**JOB**
Which lines include the word "бюджет"? Copy each of them.

**RECORDS SHOWN**

** begin **

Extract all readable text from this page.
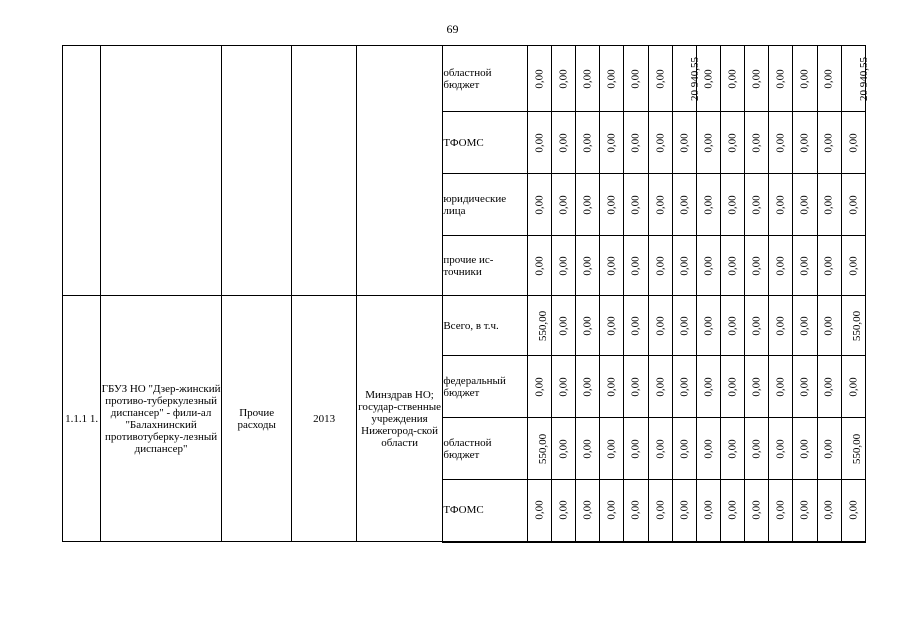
69
					областной бюджет	0,00	0,00	0,00	0,00	0,00	0,00	20 940,55	0,00	0,00	0,00	0,00	0,00	0,00	20 940,55
					ТФОМС	0,00	0,00	0,00	0,00	0,00	0,00	0,00	0,00	0,00	0,00	0,00	0,00	0,00	0,00
					юридические лица	0,00	0,00	0,00	0,00	0,00	0,00	0,00	0,00	0,00	0,00	0,00	0,00	0,00	0,00
					прочие ис-точники	0,00	0,00	0,00	0,00	0,00	0,00	0,00	0,00	0,00	0,00	0,00	0,00	0,00	0,00
1.1.1 1.	ГБУЗ НО "Дзер-жинский противо-туберкулезный диспансер" - фили-ал "Балахнинский противотуберку-лезный диспансер"	Прочие расходы	2013	Минздрав НО; государ-ственные учреждения Нижегород-ской области	Всего, в т.ч.	550,00	0,00	0,00	0,00	0,00	0,00	0,00	0,00	0,00	0,00	0,00	0,00	0,00	550,00
					федеральный бюджет	0,00	0,00	0,00	0,00	0,00	0,00	0,00	0,00	0,00	0,00	0,00	0,00	0,00	0,00
					областной бюджет	550,00	0,00	0,00	0,00	0,00	0,00	0,00	0,00	0,00	0,00	0,00	0,00	0,00	550,00
					ТФОМС	0,00	0,00	0,00	0,00	0,00	0,00	0,00	0,00	0,00	0,00	0,00	0,00	0,00	0,00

** end **

**TASK OUTPUT**
					областной бюджет	0,00	0,00	0,00	0,00	0,00	0,00	20 940,55	0,00	0,00	0,00	0,00	0,00	0,00	20 940,55
					федеральный бюджет	0,00	0,00	0,00	0,00	0,00	0,00	0,00	0,00	0,00	0,00	0,00	0,00	0,00	0,00
					областной бюджет	550,00	0,00	0,00	0,00	0,00	0,00	0,00	0,00	0,00	0,00	0,00	0,00	0,00	550,00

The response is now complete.